Listed records >>
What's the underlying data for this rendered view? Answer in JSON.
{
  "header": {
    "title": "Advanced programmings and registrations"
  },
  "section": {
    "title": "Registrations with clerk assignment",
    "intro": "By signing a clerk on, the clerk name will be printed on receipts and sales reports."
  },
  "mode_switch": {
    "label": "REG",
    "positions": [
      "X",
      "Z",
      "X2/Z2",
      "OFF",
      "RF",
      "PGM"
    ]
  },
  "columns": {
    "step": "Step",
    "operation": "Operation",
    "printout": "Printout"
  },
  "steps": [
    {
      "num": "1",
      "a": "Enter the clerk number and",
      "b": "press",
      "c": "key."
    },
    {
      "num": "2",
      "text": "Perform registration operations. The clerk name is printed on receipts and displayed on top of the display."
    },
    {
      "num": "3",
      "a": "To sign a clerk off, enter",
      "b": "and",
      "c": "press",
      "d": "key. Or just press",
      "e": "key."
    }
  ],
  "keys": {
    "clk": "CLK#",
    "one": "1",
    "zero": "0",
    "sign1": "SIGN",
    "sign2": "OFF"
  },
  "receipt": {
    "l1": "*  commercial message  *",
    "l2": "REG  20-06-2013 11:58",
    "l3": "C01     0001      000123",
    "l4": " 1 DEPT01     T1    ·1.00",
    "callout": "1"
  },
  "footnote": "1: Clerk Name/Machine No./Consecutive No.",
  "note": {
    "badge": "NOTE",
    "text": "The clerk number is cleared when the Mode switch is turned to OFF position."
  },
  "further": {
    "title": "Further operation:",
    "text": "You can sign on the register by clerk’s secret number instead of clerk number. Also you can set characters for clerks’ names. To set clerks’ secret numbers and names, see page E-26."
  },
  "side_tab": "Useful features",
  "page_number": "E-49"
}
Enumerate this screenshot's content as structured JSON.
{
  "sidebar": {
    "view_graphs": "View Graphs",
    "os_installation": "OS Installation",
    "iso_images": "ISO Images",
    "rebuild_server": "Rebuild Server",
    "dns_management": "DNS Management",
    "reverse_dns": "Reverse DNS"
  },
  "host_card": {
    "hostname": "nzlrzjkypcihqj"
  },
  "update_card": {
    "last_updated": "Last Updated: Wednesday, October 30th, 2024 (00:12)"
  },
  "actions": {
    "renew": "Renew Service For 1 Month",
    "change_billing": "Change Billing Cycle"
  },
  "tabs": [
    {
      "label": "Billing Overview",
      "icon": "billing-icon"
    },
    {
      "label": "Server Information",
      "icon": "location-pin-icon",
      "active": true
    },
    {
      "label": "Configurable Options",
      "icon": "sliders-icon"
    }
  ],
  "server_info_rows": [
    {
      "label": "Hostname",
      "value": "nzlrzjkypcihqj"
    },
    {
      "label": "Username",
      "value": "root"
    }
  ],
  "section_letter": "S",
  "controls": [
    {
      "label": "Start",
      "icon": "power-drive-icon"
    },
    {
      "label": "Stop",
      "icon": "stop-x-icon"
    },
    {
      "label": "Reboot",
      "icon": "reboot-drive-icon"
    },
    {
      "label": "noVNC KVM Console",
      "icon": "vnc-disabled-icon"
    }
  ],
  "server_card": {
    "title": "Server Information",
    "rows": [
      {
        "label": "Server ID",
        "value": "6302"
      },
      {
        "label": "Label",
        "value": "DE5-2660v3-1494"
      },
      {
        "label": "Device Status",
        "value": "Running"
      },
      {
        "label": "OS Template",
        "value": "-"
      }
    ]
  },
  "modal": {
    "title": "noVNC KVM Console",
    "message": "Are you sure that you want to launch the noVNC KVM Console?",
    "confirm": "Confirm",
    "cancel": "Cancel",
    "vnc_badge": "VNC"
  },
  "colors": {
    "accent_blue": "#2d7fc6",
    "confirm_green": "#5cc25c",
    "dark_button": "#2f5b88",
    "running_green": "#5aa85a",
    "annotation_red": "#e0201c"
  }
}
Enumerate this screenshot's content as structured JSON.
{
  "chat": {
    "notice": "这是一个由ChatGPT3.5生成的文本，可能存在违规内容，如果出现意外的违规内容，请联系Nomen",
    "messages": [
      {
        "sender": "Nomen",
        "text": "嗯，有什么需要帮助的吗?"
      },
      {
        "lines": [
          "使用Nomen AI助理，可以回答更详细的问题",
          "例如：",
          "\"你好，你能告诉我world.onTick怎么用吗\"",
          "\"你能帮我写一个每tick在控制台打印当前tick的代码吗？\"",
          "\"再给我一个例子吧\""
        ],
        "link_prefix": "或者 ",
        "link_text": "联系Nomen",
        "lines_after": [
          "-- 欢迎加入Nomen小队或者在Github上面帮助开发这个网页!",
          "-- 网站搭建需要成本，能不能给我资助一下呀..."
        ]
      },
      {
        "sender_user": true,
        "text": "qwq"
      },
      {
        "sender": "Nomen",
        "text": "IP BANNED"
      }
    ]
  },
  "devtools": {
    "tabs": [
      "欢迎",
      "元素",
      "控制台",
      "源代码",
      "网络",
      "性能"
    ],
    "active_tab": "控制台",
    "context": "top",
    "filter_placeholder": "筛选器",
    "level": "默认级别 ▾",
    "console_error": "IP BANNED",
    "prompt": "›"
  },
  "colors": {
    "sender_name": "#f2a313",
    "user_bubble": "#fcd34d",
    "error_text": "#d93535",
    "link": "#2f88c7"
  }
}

The exercise >> Please output every record, keeping each line exact.

Answer for the task >>
What's the underlying data for this rendered view? Answer in JSON.
{
  "header": {
    "title": "Advanced programmings and registrations"
  },
  "section": {
    "title": "Registrations with clerk assignment",
    "intro": "By signing a clerk on, the clerk name will be printed on receipts and sales reports."
  },
  "mode_switch": {
    "label": "REG",
    "positions": [
      "X",
      "Z",
      "X2/Z2",
      "OFF",
      "RF",
      "PGM"
    ]
  },
  "columns": {
    "step": "Step",
    "operation": "Operation",
    "printout": "Printout"
  },
  "steps": [
    {
      "num": "1",
      "a": "Enter the clerk number and",
      "b": "press",
      "c": "key."
    },
    {
      "num": "2",
      "text": "Perform registration operations. The clerk name is printed on receipts and displayed on top of the display."
    },
    {
      "num": "3",
      "a": "To sign a clerk off, enter",
      "b": "and",
      "c": "press",
      "d": "key. Or just press",
      "e": "key."
    }
  ],
  "keys": {
    "clk": "CLK#",
    "one": "1",
    "zero": "0",
    "sign1": "SIGN",
    "sign2": "OFF"
  },
  "receipt": {
    "l1": "*  commercial message  *",
    "l2": "REG  20-06-2013 11:58",
    "l3": "C01     0001      000123",
    "l4": " 1 DEPT01     T1    ·1.00",
    "callout": "1"
  },
  "footnote": "1: Clerk Name/Machine No./Consecutive No.",
  "note": {
    "badge": "NOTE",
    "text": "The clerk number is cleared when the Mode switch is turned to OFF position."
  },
  "further": {
    "title": "Further operation:",
    "text": "You can sign on the register by clerk’s secret number instead of clerk number. Also you can set characters for clerks’ names. To set clerks’ secret numbers and names, see page E-26."
  },
  "side_tab": "Useful features",
  "page_number": "E-49"
}
Enumerate this screenshot's content as structured JSON.
{
  "sidebar": {
    "view_graphs": "View Graphs",
    "os_installation": "OS Installation",
    "iso_images": "ISO Images",
    "rebuild_server": "Rebuild Server",
    "dns_management": "DNS Management",
    "reverse_dns": "Reverse DNS"
  },
  "host_card": {
    "hostname": "nzlrzjkypcihqj"
  },
  "update_card": {
    "last_updated": "Last Updated: Wednesday, October 30th, 2024 (00:12)"
  },
  "actions": {
    "renew": "Renew Service For 1 Month",
    "change_billing": "Change Billing Cycle"
  },
  "tabs": [
    {
      "label": "Billing Overview",
      "icon": "billing-icon"
    },
    {
      "label": "Server Information",
      "icon": "location-pin-icon",
      "active": true
    },
    {
      "label": "Configurable Options",
      "icon": "sliders-icon"
    }
  ],
  "server_info_rows": [
    {
      "label": "Hostname",
      "value": "nzlrzjkypcihqj"
    },
    {
      "label": "Username",
      "value": "root"
    }
  ],
  "section_letter": "S",
  "controls": [
    {
      "label": "Start",
      "icon": "power-drive-icon"
    },
    {
      "label": "Stop",
      "icon": "stop-x-icon"
    },
    {
      "label": "Reboot",
      "icon": "reboot-drive-icon"
    },
    {
      "label": "noVNC KVM Console",
      "icon": "vnc-disabled-icon"
    }
  ],
  "server_card": {
    "title": "Server Information",
    "rows": [
      {
        "label": "Server ID",
        "value": "6302"
      },
      {
        "label": "Label",
        "value": "DE5-2660v3-1494"
      },
      {
        "label": "Device Status",
        "value": "Running"
      },
      {
        "label": "OS Template",
        "value": "-"
      }
    ]
  },
  "modal": {
    "title": "noVNC KVM Console",
    "message": "Are you sure that you want to launch the noVNC KVM Console?",
    "confirm": "Confirm",
    "cancel": "Cancel",
    "vnc_badge": "VNC"
  },
  "colors": {
    "accent_blue": "#2d7fc6",
    "confirm_green": "#5cc25c",
    "dark_button": "#2f5b88",
    "running_green": "#5aa85a",
    "annotation_red": "#e0201c"
  }
}
Enumerate this screenshot's content as structured JSON.
{
  "chat": {
    "notice": "这是一个由ChatGPT3.5生成的文本，可能存在违规内容，如果出现意外的违规内容，请联系Nomen",
    "messages": [
      {
        "sender": "Nomen",
        "text": "嗯，有什么需要帮助的吗?"
      },
      {
        "lines": [
          "使用Nomen AI助理，可以回答更详细的问题",
          "例如：",
          "\"你好，你能告诉我world.onTick怎么用吗\"",
          "\"你能帮我写一个每tick在控制台打印当前tick的代码吗？\"",
          "\"再给我一个例子吧\""
        ],
        "link_prefix": "或者 ",
        "link_text": "联系Nomen",
        "lines_after": [
          "-- 欢迎加入Nomen小队或者在Github上面帮助开发这个网页!",
          "-- 网站搭建需要成本，能不能给我资助一下呀..."
        ]
      },
      {
        "sender_user": true,
        "text": "qwq"
      },
      {
        "sender": "Nomen",
        "text": "IP BANNED"
      }
    ]
  },
  "devtools": {
    "tabs": [
      "欢迎",
      "元素",
      "控制台",
      "源代码",
      "网络",
      "性能"
    ],
    "active_tab": "控制台",
    "context": "top",
    "filter_placeholder": "筛选器",
    "level": "默认级别 ▾",
    "console_error": "IP BANNED",
    "prompt": "›"
  },
  "colors": {
    "sender_name": "#f2a313",
    "user_bubble": "#fcd34d",
    "error_text": "#d93535",
    "link": "#2f88c7"
  }
}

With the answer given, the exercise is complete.